__PROBLEM DESCRIPTION__
Set down all of the entries word for word, omitting the images they contain.

[Saved entries]
****
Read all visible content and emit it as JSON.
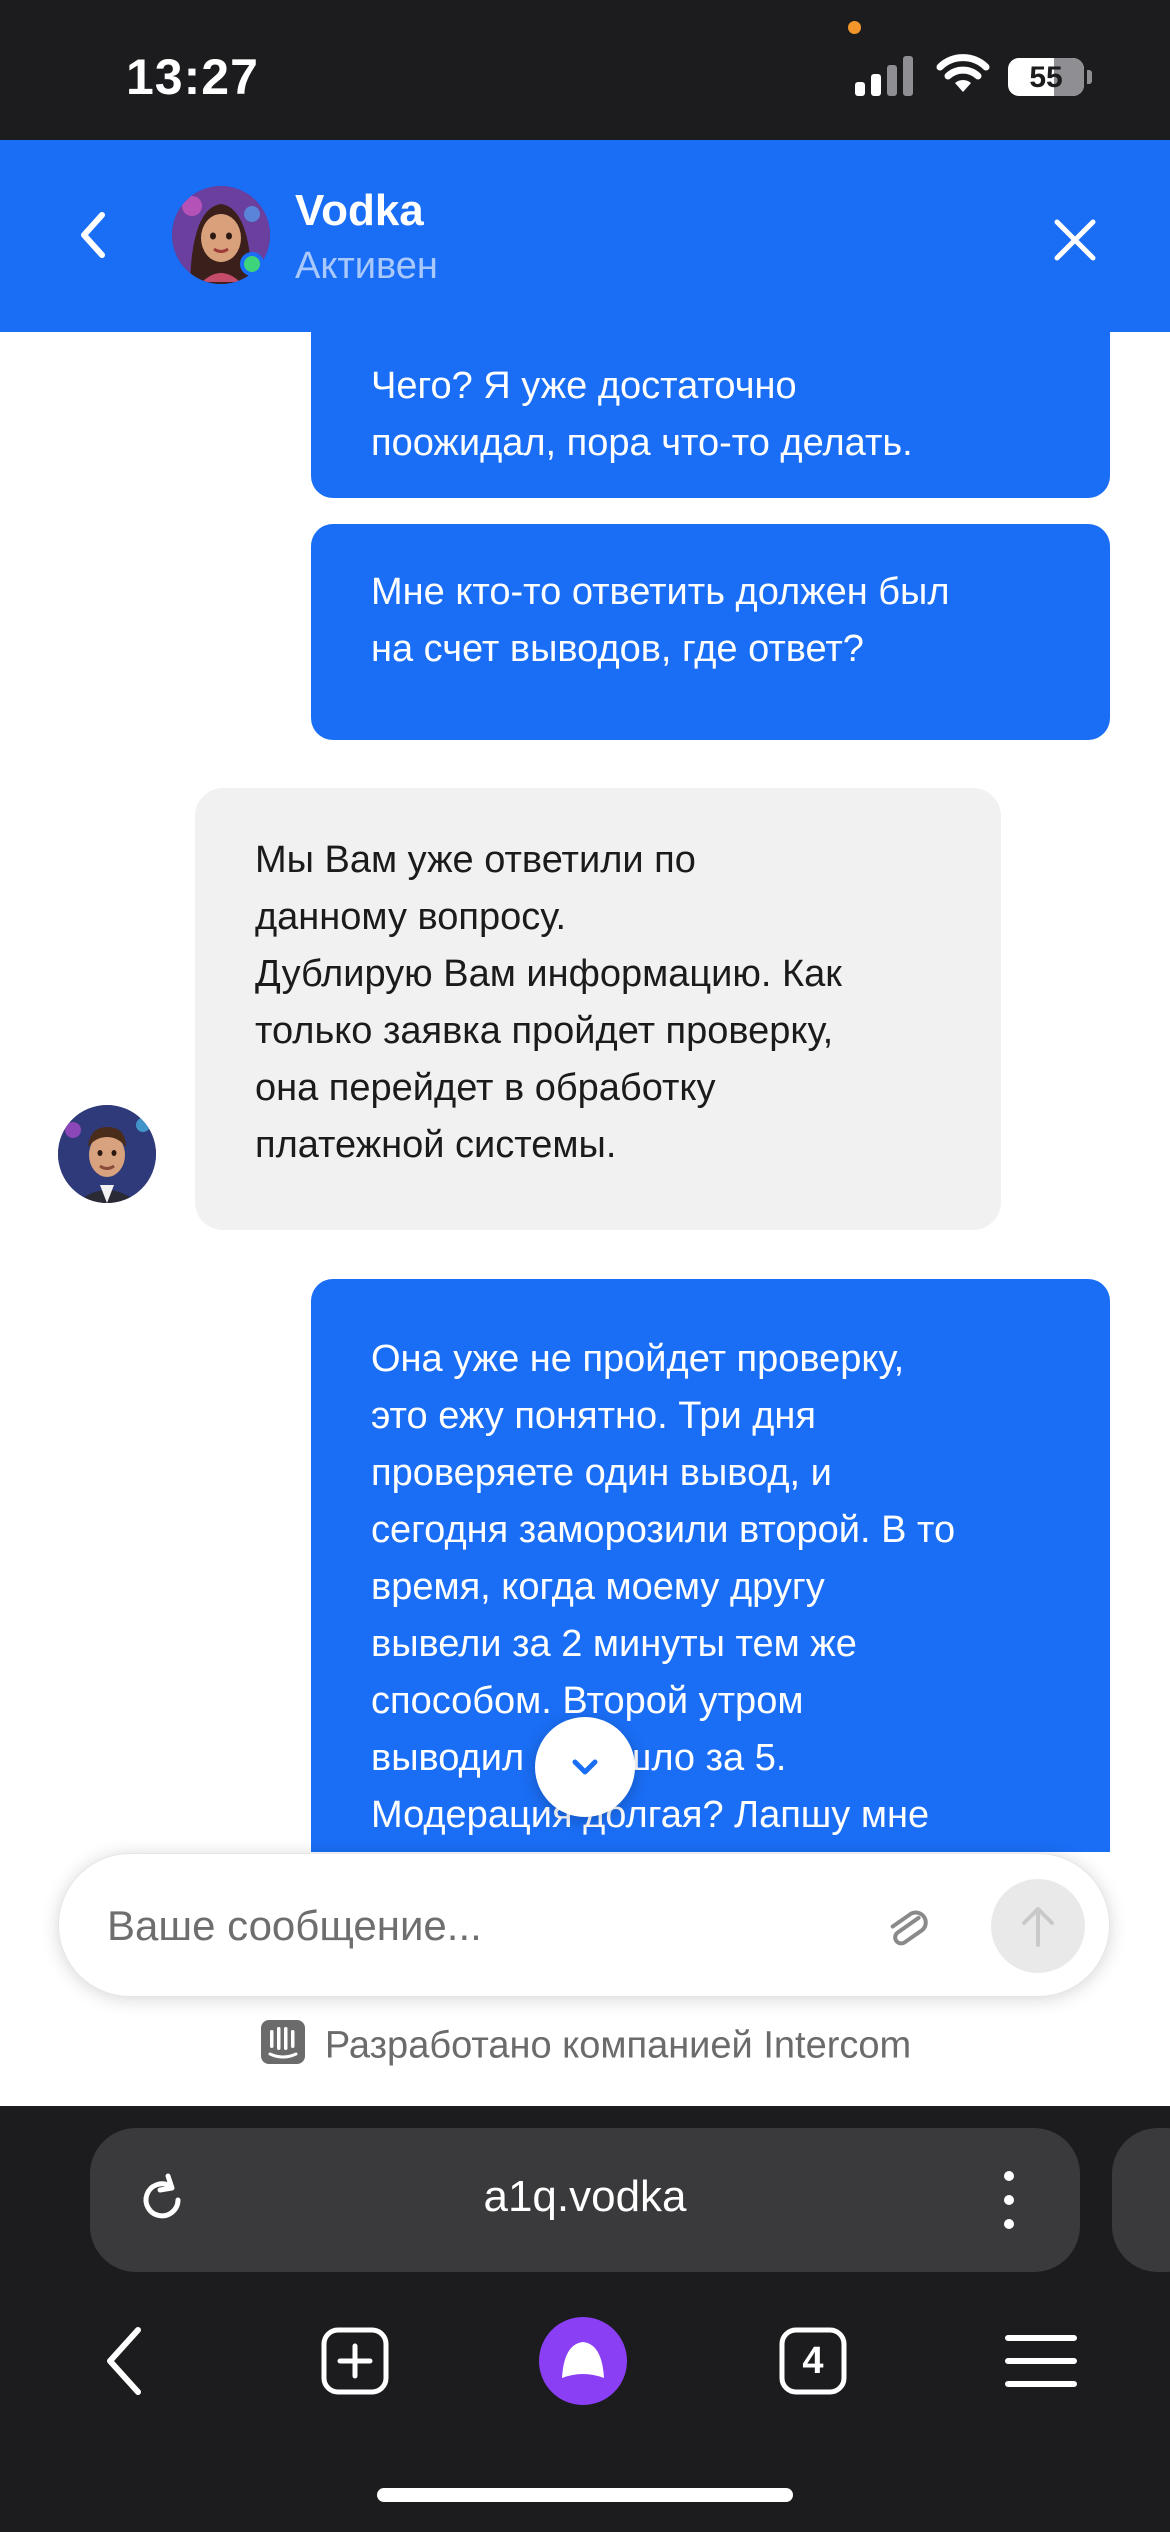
{
  "status_bar": {
    "time": "13:27",
    "battery": "55",
    "icons": [
      "cellular-signal-icon",
      "wifi-icon",
      "battery-icon"
    ],
    "dot_color": "#f2962c"
  },
  "header": {
    "name": "Vodka",
    "status": "Активен",
    "back_icon": "chevron-left-icon",
    "close_icon": "close-icon",
    "color": "#1a6ef5"
  },
  "messages": [
    {
      "from": "user",
      "text": "Чего? Я уже достаточно\nпоожидал, пора что-то делать."
    },
    {
      "from": "user",
      "text": "Мне кто-то ответить должен был\nна счет выводов, где ответ?"
    },
    {
      "from": "agent",
      "text": "Мы Вам уже ответили по\nданному вопросу.\nДублирую Вам информацию. Как\nтолько заявка пройдет проверку,\nона перейдет в обработку\nплатежной системы."
    },
    {
      "from": "user",
      "text": "Она уже не пройдет проверку,\nэто ежу понятно. Три дня\nпроверяете один вывод, и\nсегодня заморозили второй. В то\nвремя, когда моему другу\nвывели за 2 минуты тем же\nспособом. Второй утром\nвыводил - пришло за 5.\nМодерация долгая? Лапшу мне"
    }
  ],
  "composer": {
    "placeholder": "Ваше сообщение...",
    "attach_icon": "paperclip-icon",
    "send_icon": "send-arrow-icon"
  },
  "footer": {
    "powered_by": "Разработано компанией Intercom"
  },
  "browser": {
    "url": "a1q.vodka",
    "tab_count": "4",
    "nav_icons": [
      "back-arrow-icon",
      "new-tab-icon",
      "alice-assistant-icon",
      "tabs-icon",
      "menu-icon"
    ]
  }
}
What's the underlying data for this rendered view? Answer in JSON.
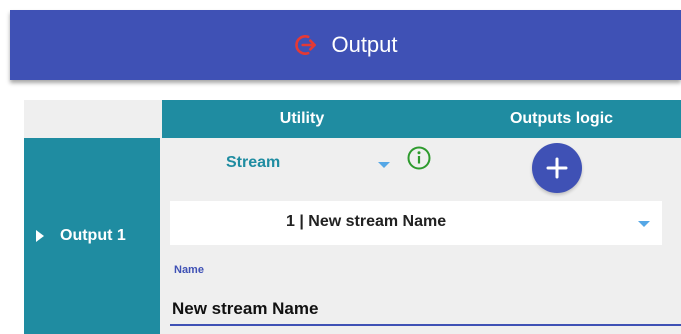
{
  "header": {
    "title": "Output",
    "icon": "logout-icon",
    "accent": "#3f51b5",
    "icon_color": "#e53935"
  },
  "table": {
    "columns": [
      "Utility",
      "Outputs logic"
    ],
    "header_color": "#1f8ca1",
    "row_label": "Output 1"
  },
  "utility": {
    "type_value": "Stream",
    "stream_select_value": "1 | New stream Name",
    "name_label": "Name",
    "name_value": "New stream Name"
  },
  "outputs_logic": {
    "add_icon": "plus-icon"
  },
  "info_icon": "info-icon"
}
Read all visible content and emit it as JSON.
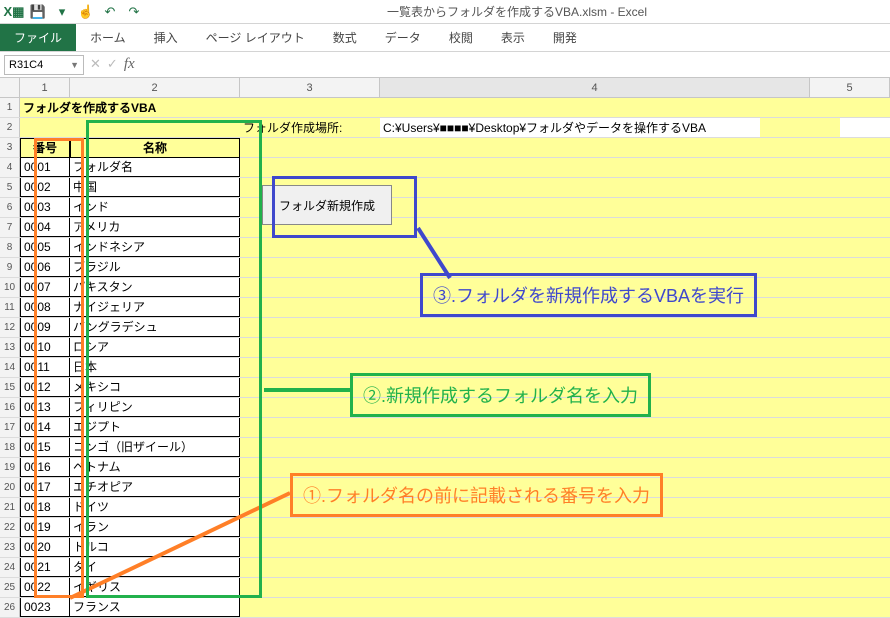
{
  "title": "一覧表からフォルダを作成するVBA.xlsm - Excel",
  "qat": {
    "excel": "X▦",
    "save": "💾",
    "dropdown": "▾",
    "touch": "☝",
    "undo": "↶",
    "redo": "↷"
  },
  "tabs": {
    "file": "ファイル",
    "home": "ホーム",
    "insert": "挿入",
    "pagelayout": "ページ レイアウト",
    "formulas": "数式",
    "data": "データ",
    "review": "校閲",
    "view": "表示",
    "developer": "開発"
  },
  "namebox": "R31C4",
  "fx_label": "fx",
  "columns": [
    "1",
    "2",
    "3",
    "4",
    "5"
  ],
  "sheet": {
    "title_cell": "フォルダを作成するVBA",
    "location_label": "フォルダ作成場所:",
    "location_value": "C:¥Users¥■■■■¥Desktop¥フォルダやデータを操作するVBA",
    "header": {
      "no": "番号",
      "name": "名称"
    },
    "rows": [
      {
        "no": "0001",
        "name": "フォルダ名"
      },
      {
        "no": "0002",
        "name": "中国"
      },
      {
        "no": "0003",
        "name": "インド"
      },
      {
        "no": "0004",
        "name": "アメリカ"
      },
      {
        "no": "0005",
        "name": "インドネシア"
      },
      {
        "no": "0006",
        "name": "ブラジル"
      },
      {
        "no": "0007",
        "name": "パキスタン"
      },
      {
        "no": "0008",
        "name": "ナイジェリア"
      },
      {
        "no": "0009",
        "name": "バングラデシュ"
      },
      {
        "no": "0010",
        "name": "ロシア"
      },
      {
        "no": "0011",
        "name": "日本"
      },
      {
        "no": "0012",
        "name": "メキシコ"
      },
      {
        "no": "0013",
        "name": "フィリピン"
      },
      {
        "no": "0014",
        "name": "エジプト"
      },
      {
        "no": "0015",
        "name": "コンゴ（旧ザイール）"
      },
      {
        "no": "0016",
        "name": "ベトナム"
      },
      {
        "no": "0017",
        "name": "エチオピア"
      },
      {
        "no": "0018",
        "name": "ドイツ"
      },
      {
        "no": "0019",
        "name": "イラン"
      },
      {
        "no": "0020",
        "name": "トルコ"
      },
      {
        "no": "0021",
        "name": "タイ"
      },
      {
        "no": "0022",
        "name": "イギリス"
      },
      {
        "no": "0023",
        "name": "フランス"
      }
    ]
  },
  "button": {
    "create": "フォルダ新規作成"
  },
  "annotations": {
    "step3": "③.フォルダを新規作成するVBAを実行",
    "step2": "②.新規作成するフォルダ名を入力",
    "step1": "①.フォルダ名の前に記載される番号を入力"
  }
}
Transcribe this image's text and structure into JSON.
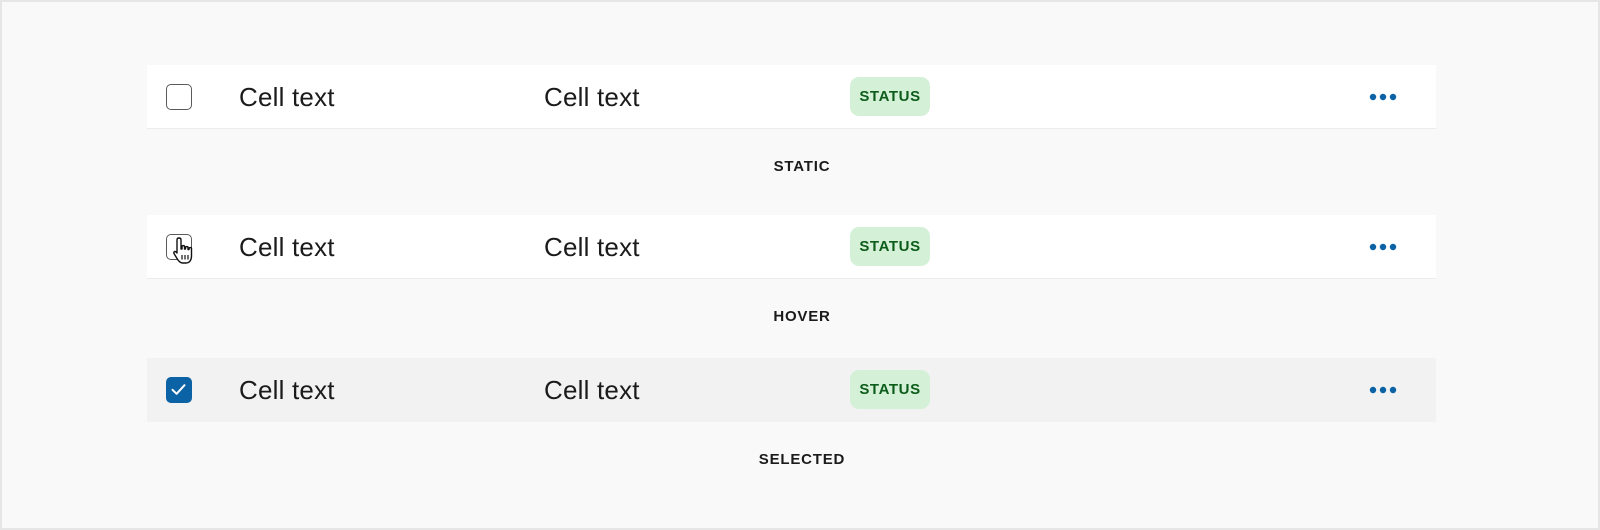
{
  "colors": {
    "background": "#f9f9f9",
    "row_bg": "#ffffff",
    "row_selected_bg": "#f2f2f2",
    "checkbox_checked": "#0b62a4",
    "badge_bg": "#d4f1d8",
    "badge_text": "#0d5c1a",
    "more_icon": "#0b62a4"
  },
  "rows": [
    {
      "state": "static",
      "checked": false,
      "cells": [
        "Cell text",
        "Cell text"
      ],
      "status": "STATUS",
      "state_label": "STATIC",
      "icons": {
        "checkbox": "checkbox-empty-icon",
        "more": "more-horizontal-icon"
      }
    },
    {
      "state": "hover",
      "checked": false,
      "cells": [
        "Cell text",
        "Cell text"
      ],
      "status": "STATUS",
      "state_label": "HOVER",
      "icons": {
        "checkbox": "checkbox-empty-icon",
        "cursor": "hand-pointer-cursor-icon",
        "more": "more-horizontal-icon"
      }
    },
    {
      "state": "selected",
      "checked": true,
      "cells": [
        "Cell text",
        "Cell text"
      ],
      "status": "STATUS",
      "state_label": "SELECTED",
      "icons": {
        "checkbox": "checkbox-checked-icon",
        "more": "more-horizontal-icon"
      }
    }
  ]
}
****
__EXERCISE RESULT__
Read all visible content and emit it as JSON.
{
  "status_bar": {
    "time": "13:27",
    "battery": "55",
    "icons": [
      "cellular-signal-icon",
      "wifi-icon",
      "battery-icon"
    ],
    "dot_color": "#f2962c"
  },
  "header": {
    "name": "Vodka",
    "status": "Активен",
    "back_icon": "chevron-left-icon",
    "close_icon": "close-icon",
    "color": "#1a6ef5"
  },
  "messages": [
    {
      "from": "user",
      "text": "Чего? Я уже достаточно\nпоожидал, пора что-то делать."
    },
    {
      "from": "user",
      "text": "Мне кто-то ответить должен был\nна счет выводов, где ответ?"
    },
    {
      "from": "agent",
      "text": "Мы Вам уже ответили по\nданному вопросу.\nДублирую Вам информацию. Как\nтолько заявка пройдет проверку,\nона перейдет в обработку\nплатежной системы."
    },
    {
      "from": "user",
      "text": "Она уже не пройдет проверку,\nэто ежу понятно. Три дня\nпроверяете один вывод, и\nсегодня заморозили второй. В то\nвремя, когда моему другу\nвывели за 2 минуты тем же\nспособом. Второй утром\nвыводил - пришло за 5.\nМодерация долгая? Лапшу мне"
    }
  ],
  "composer": {
    "placeholder": "Ваше сообщение...",
    "attach_icon": "paperclip-icon",
    "send_icon": "send-arrow-icon"
  },
  "footer": {
    "powered_by": "Разработано компанией Intercom"
  },
  "browser": {
    "url": "a1q.vodka",
    "tab_count": "4",
    "nav_icons": [
      "back-arrow-icon",
      "new-tab-icon",
      "alice-assistant-icon",
      "tabs-icon",
      "menu-icon"
    ]
  }
}
What's the underlying data for this rendered view? Answer in JSON.
{
  "header": {
    "title": "Output",
    "icon": "logout-icon",
    "accent": "#3f51b5",
    "icon_color": "#e53935"
  },
  "table": {
    "columns": [
      "Utility",
      "Outputs logic"
    ],
    "header_color": "#1f8ca1",
    "row_label": "Output 1"
  },
  "utility": {
    "type_value": "Stream",
    "stream_select_value": "1 | New stream Name",
    "name_label": "Name",
    "name_value": "New stream Name"
  },
  "outputs_logic": {
    "add_icon": "plus-icon"
  },
  "info_icon": "info-icon"
}
Read all visible content and emit it as JSON.
{
  "title": "一覧表からフォルダを作成するVBA.xlsm - Excel",
  "qat": {
    "excel": "X▦",
    "save": "💾",
    "dropdown": "▾",
    "touch": "☝",
    "undo": "↶",
    "redo": "↷"
  },
  "tabs": {
    "file": "ファイル",
    "home": "ホーム",
    "insert": "挿入",
    "pagelayout": "ページ レイアウト",
    "formulas": "数式",
    "data": "データ",
    "review": "校閲",
    "view": "表示",
    "developer": "開発"
  },
  "namebox": "R31C4",
  "fx_label": "fx",
  "columns": [
    "1",
    "2",
    "3",
    "4",
    "5"
  ],
  "sheet": {
    "title_cell": "フォルダを作成するVBA",
    "location_label": "フォルダ作成場所:",
    "location_value": "C:¥Users¥■■■■¥Desktop¥フォルダやデータを操作するVBA",
    "header": {
      "no": "番号",
      "name": "名称"
    },
    "rows": [
      {
        "no": "0001",
        "name": "フォルダ名"
      },
      {
        "no": "0002",
        "name": "中国"
      },
      {
        "no": "0003",
        "name": "インド"
      },
      {
        "no": "0004",
        "name": "アメリカ"
      },
      {
        "no": "0005",
        "name": "インドネシア"
      },
      {
        "no": "0006",
        "name": "ブラジル"
      },
      {
        "no": "0007",
        "name": "パキスタン"
      },
      {
        "no": "0008",
        "name": "ナイジェリア"
      },
      {
        "no": "0009",
        "name": "バングラデシュ"
      },
      {
        "no": "0010",
        "name": "ロシア"
      },
      {
        "no": "0011",
        "name": "日本"
      },
      {
        "no": "0012",
        "name": "メキシコ"
      },
      {
        "no": "0013",
        "name": "フィリピン"
      },
      {
        "no": "0014",
        "name": "エジプト"
      },
      {
        "no": "0015",
        "name": "コンゴ（旧ザイール）"
      },
      {
        "no": "0016",
        "name": "ベトナム"
      },
      {
        "no": "0017",
        "name": "エチオピア"
      },
      {
        "no": "0018",
        "name": "ドイツ"
      },
      {
        "no": "0019",
        "name": "イラン"
      },
      {
        "no": "0020",
        "name": "トルコ"
      },
      {
        "no": "0021",
        "name": "タイ"
      },
      {
        "no": "0022",
        "name": "イギリス"
      },
      {
        "no": "0023",
        "name": "フランス"
      }
    ]
  },
  "button": {
    "create": "フォルダ新規作成"
  },
  "annotations": {
    "step3": "③.フォルダを新規作成するVBAを実行",
    "step2": "②.新規作成するフォルダ名を入力",
    "step1": "①.フォルダ名の前に記載される番号を入力"
  }
}
Transcribe this image's text and structure into JSON.
{
  "colors": {
    "background": "#f9f9f9",
    "row_bg": "#ffffff",
    "row_selected_bg": "#f2f2f2",
    "checkbox_checked": "#0b62a4",
    "badge_bg": "#d4f1d8",
    "badge_text": "#0d5c1a",
    "more_icon": "#0b62a4"
  },
  "rows": [
    {
      "state": "static",
      "checked": false,
      "cells": [
        "Cell text",
        "Cell text"
      ],
      "status": "STATUS",
      "state_label": "STATIC",
      "icons": {
        "checkbox": "checkbox-empty-icon",
        "more": "more-horizontal-icon"
      }
    },
    {
      "state": "hover",
      "checked": false,
      "cells": [
        "Cell text",
        "Cell text"
      ],
      "status": "STATUS",
      "state_label": "HOVER",
      "icons": {
        "checkbox": "checkbox-empty-icon",
        "cursor": "hand-pointer-cursor-icon",
        "more": "more-horizontal-icon"
      }
    },
    {
      "state": "selected",
      "checked": true,
      "cells": [
        "Cell text",
        "Cell text"
      ],
      "status": "STATUS",
      "state_label": "SELECTED",
      "icons": {
        "checkbox": "checkbox-checked-icon",
        "more": "more-horizontal-icon"
      }
    }
  ]
}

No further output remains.